- [Directive]:
Return the material word for word. Do not include pictures.

- [Data extract]:

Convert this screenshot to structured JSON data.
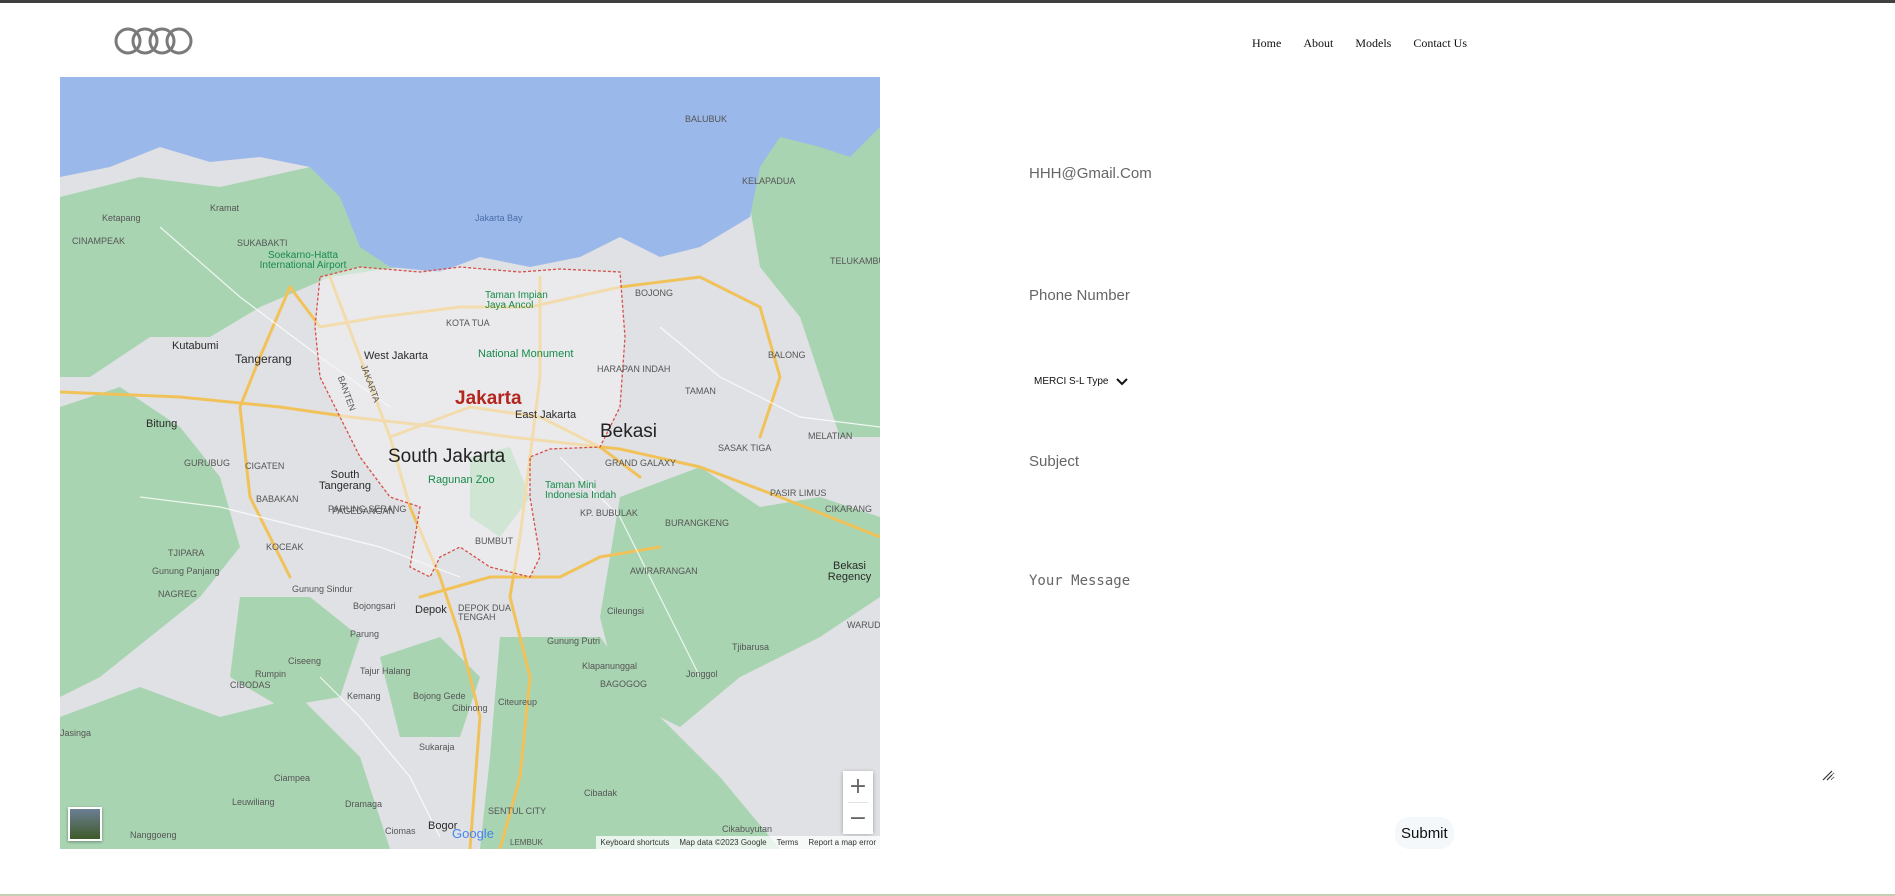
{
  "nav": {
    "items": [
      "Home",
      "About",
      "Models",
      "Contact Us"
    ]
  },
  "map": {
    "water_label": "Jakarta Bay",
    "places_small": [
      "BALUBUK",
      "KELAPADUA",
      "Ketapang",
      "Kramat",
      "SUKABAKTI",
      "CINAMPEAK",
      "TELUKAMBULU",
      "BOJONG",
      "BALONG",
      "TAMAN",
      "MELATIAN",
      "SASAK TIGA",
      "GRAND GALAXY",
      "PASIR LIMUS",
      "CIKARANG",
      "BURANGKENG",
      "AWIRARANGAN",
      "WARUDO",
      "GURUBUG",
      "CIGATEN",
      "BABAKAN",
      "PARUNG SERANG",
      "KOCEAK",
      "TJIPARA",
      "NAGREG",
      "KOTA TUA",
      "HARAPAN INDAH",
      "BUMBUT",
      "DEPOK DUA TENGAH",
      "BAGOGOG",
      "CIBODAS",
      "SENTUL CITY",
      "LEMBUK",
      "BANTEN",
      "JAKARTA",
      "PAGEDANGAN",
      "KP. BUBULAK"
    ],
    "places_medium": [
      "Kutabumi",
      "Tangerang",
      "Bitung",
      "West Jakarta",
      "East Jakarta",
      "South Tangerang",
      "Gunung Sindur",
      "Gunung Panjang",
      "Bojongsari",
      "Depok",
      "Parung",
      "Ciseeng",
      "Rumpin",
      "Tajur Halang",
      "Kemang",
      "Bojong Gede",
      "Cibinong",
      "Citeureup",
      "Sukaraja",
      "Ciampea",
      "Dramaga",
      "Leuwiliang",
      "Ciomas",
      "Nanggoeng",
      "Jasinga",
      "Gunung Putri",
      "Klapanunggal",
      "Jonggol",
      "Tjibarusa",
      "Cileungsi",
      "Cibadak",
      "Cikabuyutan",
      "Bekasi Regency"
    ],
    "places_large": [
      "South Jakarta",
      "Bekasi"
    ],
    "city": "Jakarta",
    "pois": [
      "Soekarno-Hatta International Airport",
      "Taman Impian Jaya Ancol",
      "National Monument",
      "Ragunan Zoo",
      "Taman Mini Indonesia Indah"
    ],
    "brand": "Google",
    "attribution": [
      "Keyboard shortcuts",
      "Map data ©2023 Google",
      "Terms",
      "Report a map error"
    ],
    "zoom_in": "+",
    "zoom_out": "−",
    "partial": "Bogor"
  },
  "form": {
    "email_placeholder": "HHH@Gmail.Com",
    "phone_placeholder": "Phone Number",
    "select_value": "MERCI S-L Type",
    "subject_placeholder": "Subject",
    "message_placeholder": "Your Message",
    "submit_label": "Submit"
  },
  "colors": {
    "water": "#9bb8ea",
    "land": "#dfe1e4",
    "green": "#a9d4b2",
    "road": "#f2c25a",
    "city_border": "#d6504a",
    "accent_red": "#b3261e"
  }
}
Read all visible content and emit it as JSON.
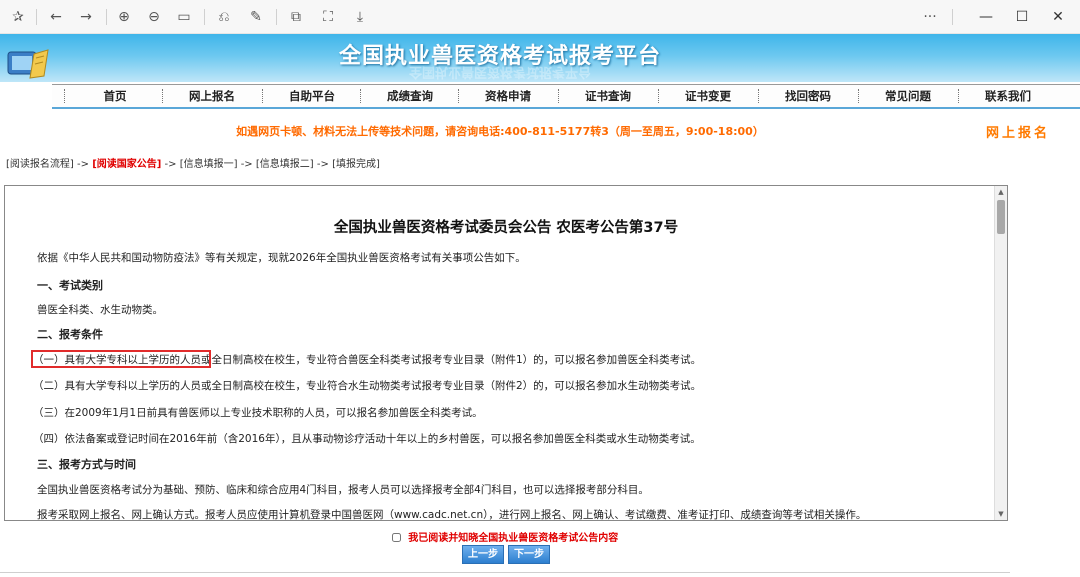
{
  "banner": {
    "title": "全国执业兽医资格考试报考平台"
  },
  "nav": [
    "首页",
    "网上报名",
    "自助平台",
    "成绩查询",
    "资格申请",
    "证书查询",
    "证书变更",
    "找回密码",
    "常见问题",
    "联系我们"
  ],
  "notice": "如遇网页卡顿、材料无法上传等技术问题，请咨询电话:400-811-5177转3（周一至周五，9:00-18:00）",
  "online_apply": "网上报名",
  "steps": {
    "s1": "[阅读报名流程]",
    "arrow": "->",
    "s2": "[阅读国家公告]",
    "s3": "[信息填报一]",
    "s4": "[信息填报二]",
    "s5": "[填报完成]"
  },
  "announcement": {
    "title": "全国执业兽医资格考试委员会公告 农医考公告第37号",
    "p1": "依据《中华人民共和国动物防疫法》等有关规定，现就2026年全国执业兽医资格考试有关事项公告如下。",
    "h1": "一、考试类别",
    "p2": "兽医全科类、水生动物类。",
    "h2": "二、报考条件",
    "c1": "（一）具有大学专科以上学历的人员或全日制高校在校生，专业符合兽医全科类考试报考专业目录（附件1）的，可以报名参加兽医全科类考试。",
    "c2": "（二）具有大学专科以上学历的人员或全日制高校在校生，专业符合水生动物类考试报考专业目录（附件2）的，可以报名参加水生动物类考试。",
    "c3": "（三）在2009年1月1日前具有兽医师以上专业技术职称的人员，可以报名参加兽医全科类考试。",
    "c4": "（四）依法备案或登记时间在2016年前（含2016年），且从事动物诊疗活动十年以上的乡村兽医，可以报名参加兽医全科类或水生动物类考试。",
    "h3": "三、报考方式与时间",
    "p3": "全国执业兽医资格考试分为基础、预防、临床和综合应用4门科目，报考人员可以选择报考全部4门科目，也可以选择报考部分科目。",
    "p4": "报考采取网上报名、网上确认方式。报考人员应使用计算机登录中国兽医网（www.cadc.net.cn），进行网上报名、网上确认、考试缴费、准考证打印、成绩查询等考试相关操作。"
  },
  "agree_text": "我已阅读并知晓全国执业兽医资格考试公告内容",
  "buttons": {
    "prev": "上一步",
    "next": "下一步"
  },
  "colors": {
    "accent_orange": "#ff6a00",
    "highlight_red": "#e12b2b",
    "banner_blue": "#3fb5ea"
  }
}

- [Exercise output]:
Convert this screenshot to structured JSON data.
{
  "nav": {
    "items": [
      "Home",
      "About",
      "Models",
      "Contact Us"
    ]
  },
  "map": {
    "water_label": "Jakarta Bay",
    "places_small": [
      "BALUBUK",
      "KELAPADUA",
      "Ketapang",
      "Kramat",
      "SUKABAKTI",
      "CINAMPEAK",
      "TELUKAMBULU",
      "BOJONG",
      "BALONG",
      "TAMAN",
      "MELATIAN",
      "SASAK TIGA",
      "GRAND GALAXY",
      "PASIR LIMUS",
      "CIKARANG",
      "BURANGKENG",
      "AWIRARANGAN",
      "WARUDO",
      "GURUBUG",
      "CIGATEN",
      "BABAKAN",
      "PARUNG SERANG",
      "KOCEAK",
      "TJIPARA",
      "NAGREG",
      "KOTA TUA",
      "HARAPAN INDAH",
      "BUMBUT",
      "DEPOK DUA TENGAH",
      "BAGOGOG",
      "CIBODAS",
      "SENTUL CITY",
      "LEMBUK",
      "BANTEN",
      "JAKARTA",
      "PAGEDANGAN",
      "KP. BUBULAK"
    ],
    "places_medium": [
      "Kutabumi",
      "Tangerang",
      "Bitung",
      "West Jakarta",
      "East Jakarta",
      "South Tangerang",
      "Gunung Sindur",
      "Gunung Panjang",
      "Bojongsari",
      "Depok",
      "Parung",
      "Ciseeng",
      "Rumpin",
      "Tajur Halang",
      "Kemang",
      "Bojong Gede",
      "Cibinong",
      "Citeureup",
      "Sukaraja",
      "Ciampea",
      "Dramaga",
      "Leuwiliang",
      "Ciomas",
      "Nanggoeng",
      "Jasinga",
      "Gunung Putri",
      "Klapanunggal",
      "Jonggol",
      "Tjibarusa",
      "Cileungsi",
      "Cibadak",
      "Cikabuyutan",
      "Bekasi Regency"
    ],
    "places_large": [
      "South Jakarta",
      "Bekasi"
    ],
    "city": "Jakarta",
    "pois": [
      "Soekarno-Hatta International Airport",
      "Taman Impian Jaya Ancol",
      "National Monument",
      "Ragunan Zoo",
      "Taman Mini Indonesia Indah"
    ],
    "brand": "Google",
    "attribution": [
      "Keyboard shortcuts",
      "Map data ©2023 Google",
      "Terms",
      "Report a map error"
    ],
    "zoom_in": "+",
    "zoom_out": "−",
    "partial": "Bogor"
  },
  "form": {
    "email_placeholder": "HHH@Gmail.Com",
    "phone_placeholder": "Phone Number",
    "select_value": "MERCI S-L Type",
    "subject_placeholder": "Subject",
    "message_placeholder": "Your Message",
    "submit_label": "Submit"
  },
  "colors": {
    "water": "#9bb8ea",
    "land": "#dfe1e4",
    "green": "#a9d4b2",
    "road": "#f2c25a",
    "city_border": "#d6504a",
    "accent_red": "#b3261e"
  }
}
Read all visible content and emit it as JSON.
{
  "banner": {
    "title": "全国执业兽医资格考试报考平台"
  },
  "nav": [
    "首页",
    "网上报名",
    "自助平台",
    "成绩查询",
    "资格申请",
    "证书查询",
    "证书变更",
    "找回密码",
    "常见问题",
    "联系我们"
  ],
  "notice": "如遇网页卡顿、材料无法上传等技术问题，请咨询电话:400-811-5177转3（周一至周五，9:00-18:00）",
  "online_apply": "网上报名",
  "steps": {
    "s1": "[阅读报名流程]",
    "arrow": "->",
    "s2": "[阅读国家公告]",
    "s3": "[信息填报一]",
    "s4": "[信息填报二]",
    "s5": "[填报完成]"
  },
  "announcement": {
    "title": "全国执业兽医资格考试委员会公告 农医考公告第37号",
    "p1": "依据《中华人民共和国动物防疫法》等有关规定，现就2026年全国执业兽医资格考试有关事项公告如下。",
    "h1": "一、考试类别",
    "p2": "兽医全科类、水生动物类。",
    "h2": "二、报考条件",
    "c1": "（一）具有大学专科以上学历的人员或全日制高校在校生，专业符合兽医全科类考试报考专业目录（附件1）的，可以报名参加兽医全科类考试。",
    "c2": "（二）具有大学专科以上学历的人员或全日制高校在校生，专业符合水生动物类考试报考专业目录（附件2）的，可以报名参加水生动物类考试。",
    "c3": "（三）在2009年1月1日前具有兽医师以上专业技术职称的人员，可以报名参加兽医全科类考试。",
    "c4": "（四）依法备案或登记时间在2016年前（含2016年），且从事动物诊疗活动十年以上的乡村兽医，可以报名参加兽医全科类或水生动物类考试。",
    "h3": "三、报考方式与时间",
    "p3": "全国执业兽医资格考试分为基础、预防、临床和综合应用4门科目，报考人员可以选择报考全部4门科目，也可以选择报考部分科目。",
    "p4": "报考采取网上报名、网上确认方式。报考人员应使用计算机登录中国兽医网（www.cadc.net.cn），进行网上报名、网上确认、考试缴费、准考证打印、成绩查询等考试相关操作。"
  },
  "agree_text": "我已阅读并知晓全国执业兽医资格考试公告内容",
  "buttons": {
    "prev": "上一步",
    "next": "下一步"
  },
  "colors": {
    "accent_orange": "#ff6a00",
    "highlight_red": "#e12b2b",
    "banner_blue": "#3fb5ea"
  }
}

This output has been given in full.